■ Goal
Scan the data below for the string "COMPONENTS". Show every line where it turns up.

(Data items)
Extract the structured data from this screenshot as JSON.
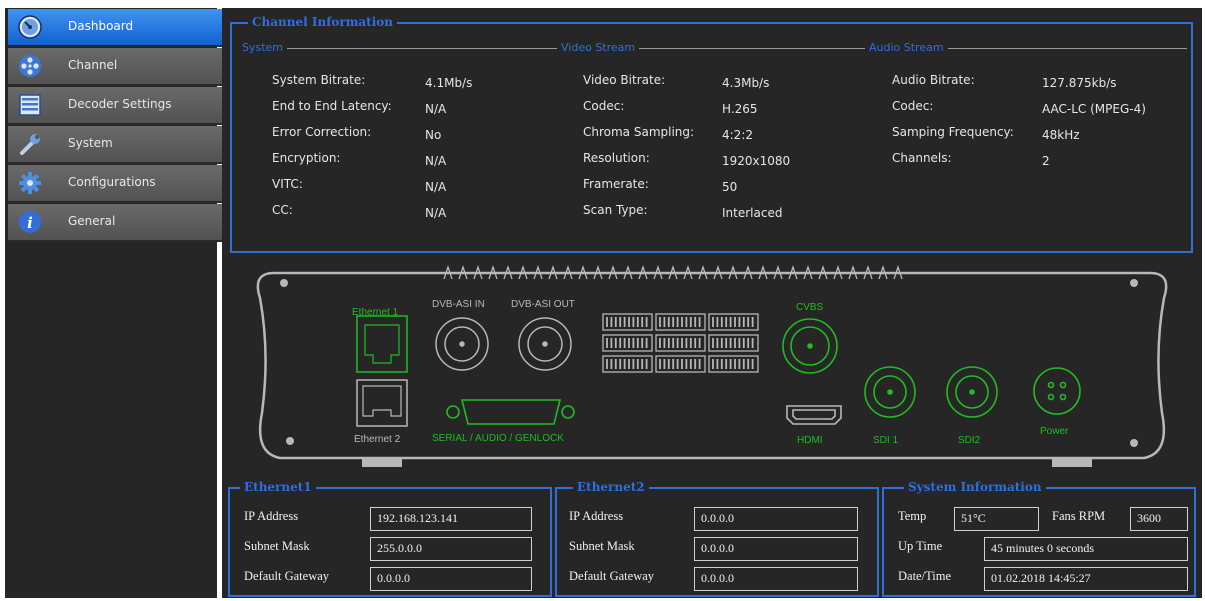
{
  "sidebar": {
    "items": [
      {
        "label": "Dashboard",
        "icon": "gauge-icon",
        "active": true
      },
      {
        "label": "Channel",
        "icon": "film-reel-icon",
        "active": false
      },
      {
        "label": "Decoder Settings",
        "icon": "list-icon",
        "active": false
      },
      {
        "label": "System",
        "icon": "wrench-icon",
        "active": false
      },
      {
        "label": "Configurations",
        "icon": "gear-icon",
        "active": false
      },
      {
        "label": "General",
        "icon": "info-icon",
        "active": false
      }
    ]
  },
  "channel_info": {
    "title": "Channel Information",
    "system": {
      "title": "System",
      "rows": [
        {
          "label": "System Bitrate:",
          "value": "4.1Mb/s"
        },
        {
          "label": "End to End Latency:",
          "value": "N/A"
        },
        {
          "label": "Error Correction:",
          "value": "No"
        },
        {
          "label": "Encryption:",
          "value": "N/A"
        },
        {
          "label": "VITC:",
          "value": "N/A"
        },
        {
          "label": "CC:",
          "value": "N/A"
        }
      ]
    },
    "video": {
      "title": "Video Stream",
      "rows": [
        {
          "label": "Video Bitrate:",
          "value": "4.3Mb/s"
        },
        {
          "label": "Codec:",
          "value": "H.265"
        },
        {
          "label": "Chroma Sampling:",
          "value": "4:2:2"
        },
        {
          "label": "Resolution:",
          "value": "1920x1080"
        },
        {
          "label": "Framerate:",
          "value": "50"
        },
        {
          "label": "Scan Type:",
          "value": "Interlaced"
        }
      ]
    },
    "audio": {
      "title": "Audio Stream",
      "rows": [
        {
          "label": "Audio Bitrate:",
          "value": "127.875kb/s"
        },
        {
          "label": "Codec:",
          "value": "AAC-LC (MPEG-4)"
        },
        {
          "label": "Samping Frequency:",
          "value": "48kHz"
        },
        {
          "label": "Channels:",
          "value": "2"
        }
      ]
    }
  },
  "device": {
    "ports": {
      "ethernet1": "Ethernet 1",
      "ethernet2": "Ethernet 2",
      "dvb_asi_in": "DVB-ASI IN",
      "dvb_asi_out": "DVB-ASI OUT",
      "cvbs": "CVBS",
      "hdmi": "HDMI",
      "sdi1": "SDI 1",
      "sdi2": "SDI2",
      "power": "Power",
      "serial": "SERIAL / AUDIO / GENLOCK"
    },
    "colors": {
      "active": "#22bb22",
      "inactive": "#b8b8b8"
    }
  },
  "ethernet1": {
    "title": "Ethernet1",
    "ip_label": "IP Address",
    "ip": "192.168.123.141",
    "mask_label": "Subnet Mask",
    "mask": "255.0.0.0",
    "gw_label": "Default Gateway",
    "gw": "0.0.0.0"
  },
  "ethernet2": {
    "title": "Ethernet2",
    "ip_label": "IP Address",
    "ip": "0.0.0.0",
    "mask_label": "Subnet Mask",
    "mask": "0.0.0.0",
    "gw_label": "Default Gateway",
    "gw": "0.0.0.0"
  },
  "sysinfo": {
    "title": "System Information",
    "temp_label": "Temp",
    "temp": "51°C",
    "fans_label": "Fans RPM",
    "fans": "3600",
    "uptime_label": "Up Time",
    "uptime": "45 minutes 0 seconds",
    "datetime_label": "Date/Time",
    "datetime": "01.02.2018 14:45:27"
  },
  "theme": {
    "accent": "#2f6fd6",
    "panel": "#262626"
  }
}
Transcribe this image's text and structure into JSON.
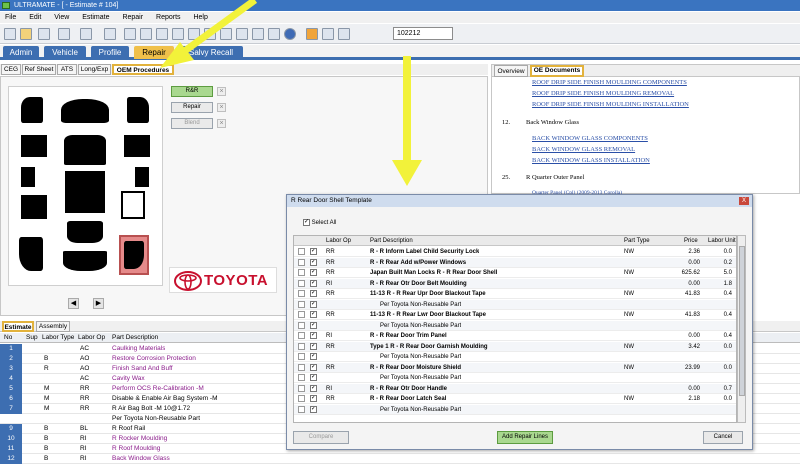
{
  "window": {
    "title": "ULTRAMATE - [ - Estimate # 104]"
  },
  "menu": [
    "File",
    "Edit",
    "View",
    "Estimate",
    "Repair",
    "Reports",
    "Help"
  ],
  "toolbar": {
    "estimate_number": "102212"
  },
  "main_tabs": [
    "Admin",
    "Vehicle",
    "Profile",
    "Repair",
    "Salvy Recall"
  ],
  "sub_tabs": [
    "CEG",
    "Ref Sheet",
    "ATS",
    "Long/Exp",
    "OEM Procedures"
  ],
  "actions": {
    "rr": "R&R",
    "repair": "Repair",
    "blend": "Blend"
  },
  "logo": {
    "text": "TOYOTA"
  },
  "right_tabs": [
    "Overview",
    "OE Documents"
  ],
  "oe_docs": {
    "links_top": [
      "ROOF DRIP SIDE FINISH MOULDING COMPONENTS",
      "ROOF DRIP SIDE FINISH MOULDING REMOVAL",
      "ROOF DRIP SIDE FINISH MOULDING INSTALLATION"
    ],
    "section12": {
      "num": "12.",
      "title": "Back Window Glass"
    },
    "links_12": [
      "BACK WINDOW GLASS COMPONENTS",
      "BACK WINDOW GLASS REMOVAL",
      "BACK WINDOW GLASS INSTALLATION"
    ],
    "section25": {
      "num": "25.",
      "title": "R Quarter Outer Panel"
    },
    "link_25": "Quarter Panel (Cpl) (2009-2013 Corolla)"
  },
  "dialog": {
    "title": "R Rear Door Shell Template",
    "close": "X",
    "select_all": "Select All",
    "columns": {
      "labor_op": "Labor Op",
      "part_description": "Part Description",
      "part_type": "Part Type",
      "price": "Price",
      "labor_unit": "Labor Unit"
    },
    "rows": [
      {
        "checked": true,
        "op": "RR",
        "desc": "R - R Inform Label Child Security Lock",
        "type": "NW",
        "price": "2.36",
        "unit": "0.0",
        "bold": true
      },
      {
        "checked": true,
        "op": "RR",
        "desc": "R - R Rear Add w/Power Windows",
        "type": "",
        "price": "0.00",
        "unit": "0.2",
        "bold": true
      },
      {
        "checked": true,
        "op": "RR",
        "desc": "Japan Built Man Locks R - R Rear Door Shell",
        "type": "NW",
        "price": "625.62",
        "unit": "5.0",
        "bold": true
      },
      {
        "checked": true,
        "op": "RI",
        "desc": "R - R Rear Otr Door Belt Moulding",
        "type": "",
        "price": "0.00",
        "unit": "1.8",
        "bold": true
      },
      {
        "checked": true,
        "op": "RR",
        "desc": "11-13 R - R Rear Upr Door Blackout Tape",
        "type": "NW",
        "price": "41.83",
        "unit": "0.4",
        "bold": true
      },
      {
        "checked": true,
        "op": "",
        "desc": "Per Toyota Non-Reusable Part",
        "type": "",
        "price": "",
        "unit": "",
        "bold": false
      },
      {
        "checked": true,
        "op": "RR",
        "desc": "11-13 R - R Rear Lwr Door Blackout Tape",
        "type": "NW",
        "price": "41.83",
        "unit": "0.4",
        "bold": true
      },
      {
        "checked": true,
        "op": "",
        "desc": "Per Toyota Non-Reusable Part",
        "type": "",
        "price": "",
        "unit": "",
        "bold": false
      },
      {
        "checked": true,
        "op": "RI",
        "desc": "R - R Rear Door Trim Panel",
        "type": "",
        "price": "0.00",
        "unit": "0.4",
        "bold": true
      },
      {
        "checked": true,
        "op": "RR",
        "desc": "Type 1 R - R Rear Door Garnish Moulding",
        "type": "NW",
        "price": "3.42",
        "unit": "0.0",
        "bold": true
      },
      {
        "checked": true,
        "op": "",
        "desc": "Per Toyota Non-Reusable Part",
        "type": "",
        "price": "",
        "unit": "",
        "bold": false
      },
      {
        "checked": true,
        "op": "RR",
        "desc": "R - R Rear Door Moisture Shield",
        "type": "NW",
        "price": "23.99",
        "unit": "0.0",
        "bold": true
      },
      {
        "checked": true,
        "op": "",
        "desc": "Per Toyota Non-Reusable Part",
        "type": "",
        "price": "",
        "unit": "",
        "bold": false
      },
      {
        "checked": true,
        "op": "RI",
        "desc": "R - R Rear Otr Door Handle",
        "type": "",
        "price": "0.00",
        "unit": "0.7",
        "bold": true
      },
      {
        "checked": true,
        "op": "RR",
        "desc": "R - R Rear Door Latch Seal",
        "type": "NW",
        "price": "2.18",
        "unit": "0.0",
        "bold": true
      },
      {
        "checked": true,
        "op": "",
        "desc": "Per Toyota Non-Reusable Part",
        "type": "",
        "price": "",
        "unit": "",
        "bold": false
      }
    ],
    "buttons": {
      "compare": "Compare",
      "add": "Add Repair Lines",
      "cancel": "Cancel"
    }
  },
  "estimate_tabs": [
    "Estimate",
    "Assembly"
  ],
  "estimate": {
    "columns": {
      "no": "No",
      "sup": "Sup",
      "labor_type": "Labor Type",
      "labor_op": "Labor Op",
      "part_description": "Part Description"
    },
    "rows": [
      {
        "no": "1",
        "sup": "",
        "type": "",
        "op": "AC",
        "desc": "Caulking Materials",
        "purple": true
      },
      {
        "no": "2",
        "sup": "",
        "type": "B",
        "op": "AO",
        "desc": "Restore Corrosion Protection",
        "purple": true
      },
      {
        "no": "3",
        "sup": "",
        "type": "R",
        "op": "AO",
        "desc": "Finish Sand And Buff",
        "purple": true
      },
      {
        "no": "4",
        "sup": "",
        "type": "",
        "op": "AC",
        "desc": "Cavity Wax",
        "purple": true
      },
      {
        "no": "5",
        "sup": "",
        "type": "M",
        "op": "RR",
        "desc": "Perform OCS Re-Calibration                 -M",
        "purple": true
      },
      {
        "no": "6",
        "sup": "",
        "type": "M",
        "op": "RR",
        "desc": "Disable & Enable Air Bag System          -M",
        "purple": false
      },
      {
        "no": "7",
        "sup": "",
        "type": "M",
        "op": "RR",
        "desc": "R Air Bag Bolt                                          -M 10@1.72",
        "purple": false
      },
      {
        "no": "",
        "sup": "",
        "type": "",
        "op": "",
        "desc": "Per Toyota Non-Reusable Part",
        "purple": false
      },
      {
        "no": "9",
        "sup": "",
        "type": "B",
        "op": "BL",
        "desc": "R Roof Rail",
        "purple": false
      },
      {
        "no": "10",
        "sup": "",
        "type": "B",
        "op": "RI",
        "desc": "R Rocker Moulding",
        "purple": true
      },
      {
        "no": "11",
        "sup": "",
        "type": "B",
        "op": "RI",
        "desc": "R Roof Moulding",
        "purple": true
      },
      {
        "no": "12",
        "sup": "",
        "type": "B",
        "op": "RI",
        "desc": "Back Window Glass",
        "purple": true
      }
    ]
  },
  "colors": {
    "tab_blue": "#3d6eb1",
    "active_tab": "#f0c04a",
    "arrow_yellow": "#f2f23a",
    "highlight_red": "#e58a8a"
  }
}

■ Response for this exercise
      "ROOF DRIP SIDE FINISH MOULDING COMPONENTS",
      "BACK WINDOW GLASS COMPONENTS",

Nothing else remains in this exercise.